• ENTRIES PROVIDED:

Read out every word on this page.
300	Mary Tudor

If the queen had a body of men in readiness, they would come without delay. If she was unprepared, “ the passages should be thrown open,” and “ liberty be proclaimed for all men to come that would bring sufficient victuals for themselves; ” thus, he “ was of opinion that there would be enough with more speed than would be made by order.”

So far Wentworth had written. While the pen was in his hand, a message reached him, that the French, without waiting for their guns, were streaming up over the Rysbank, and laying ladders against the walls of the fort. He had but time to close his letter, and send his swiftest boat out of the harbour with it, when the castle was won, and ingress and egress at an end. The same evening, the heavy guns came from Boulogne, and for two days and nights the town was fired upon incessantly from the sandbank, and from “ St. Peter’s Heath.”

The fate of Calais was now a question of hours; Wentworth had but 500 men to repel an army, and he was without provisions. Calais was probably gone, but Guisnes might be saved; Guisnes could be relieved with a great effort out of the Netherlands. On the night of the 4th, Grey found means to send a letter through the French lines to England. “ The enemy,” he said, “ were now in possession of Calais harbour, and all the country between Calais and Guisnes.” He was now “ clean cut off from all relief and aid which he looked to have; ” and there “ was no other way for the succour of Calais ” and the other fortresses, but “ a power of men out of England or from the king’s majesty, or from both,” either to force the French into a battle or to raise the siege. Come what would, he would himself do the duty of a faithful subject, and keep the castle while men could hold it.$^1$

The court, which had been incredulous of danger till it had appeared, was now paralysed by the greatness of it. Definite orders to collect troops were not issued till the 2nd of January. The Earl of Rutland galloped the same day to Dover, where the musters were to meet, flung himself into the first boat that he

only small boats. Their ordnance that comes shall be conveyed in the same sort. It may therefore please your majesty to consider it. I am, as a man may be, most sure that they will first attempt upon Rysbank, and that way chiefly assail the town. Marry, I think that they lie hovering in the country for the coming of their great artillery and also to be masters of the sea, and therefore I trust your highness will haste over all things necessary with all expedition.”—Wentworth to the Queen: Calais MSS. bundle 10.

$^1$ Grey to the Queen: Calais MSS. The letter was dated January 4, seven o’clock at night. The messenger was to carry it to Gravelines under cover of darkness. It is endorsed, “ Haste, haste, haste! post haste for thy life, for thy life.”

• SET PROBLEM: The listing above should be transcribed in full, exactly as written.

• ANSWER TO THIS TASK:
Read out every word on this page.
300	Mary Tudor

If the queen had a body of men in readiness, they would come without delay. If she was unprepared, “ the passages should be thrown open,” and “ liberty be proclaimed for all men to come that would bring sufficient victuals for themselves; ” thus, he “ was of opinion that there would be enough with more speed than would be made by order.”

So far Wentworth had written. While the pen was in his hand, a message reached him, that the French, without waiting for their guns, were streaming up over the Rysbank, and laying ladders against the walls of the fort. He had but time to close his letter, and send his swiftest boat out of the harbour with it, when the castle was won, and ingress and egress at an end. The same evening, the heavy guns came from Boulogne, and for two days and nights the town was fired upon incessantly from the sandbank, and from “ St. Peter’s Heath.”

The fate of Calais was now a question of hours; Wentworth had but 500 men to repel an army, and he was without provisions. Calais was probably gone, but Guisnes might be saved; Guisnes could be relieved with a great effort out of the Netherlands. On the night of the 4th, Grey found means to send a letter through the French lines to England. “ The enemy,” he said, “ were now in possession of Calais harbour, and all the country between Calais and Guisnes.” He was now “ clean cut off from all relief and aid which he looked to have; ” and there “ was no other way for the succour of Calais ” and the other fortresses, but “ a power of men out of England or from the king’s majesty, or from both,” either to force the French into a battle or to raise the siege. Come what would, he would himself do the duty of a faithful subject, and keep the castle while men could hold it.$^1$

The court, which had been incredulous of danger till it had appeared, was now paralysed by the greatness of it. Definite orders to collect troops were not issued till the 2nd of January. The Earl of Rutland galloped the same day to Dover, where the musters were to meet, flung himself into the first boat that he

only small boats. Their ordnance that comes shall be conveyed in the same sort. It may therefore please your majesty to consider it. I am, as a man may be, most sure that they will first attempt upon Rysbank, and that way chiefly assail the town. Marry, I think that they lie hovering in the country for the coming of their great artillery and also to be masters of the sea, and therefore I trust your highness will haste over all things necessary with all expedition.”—Wentworth to the Queen: Calais MSS. bundle 10.

$^1$ Grey to the Queen: Calais MSS. The letter was dated January 4, seven o’clock at night. The messenger was to carry it to Gravelines under cover of darkness. It is endorsed, “ Haste, haste, haste! post haste for thy life, for thy life.”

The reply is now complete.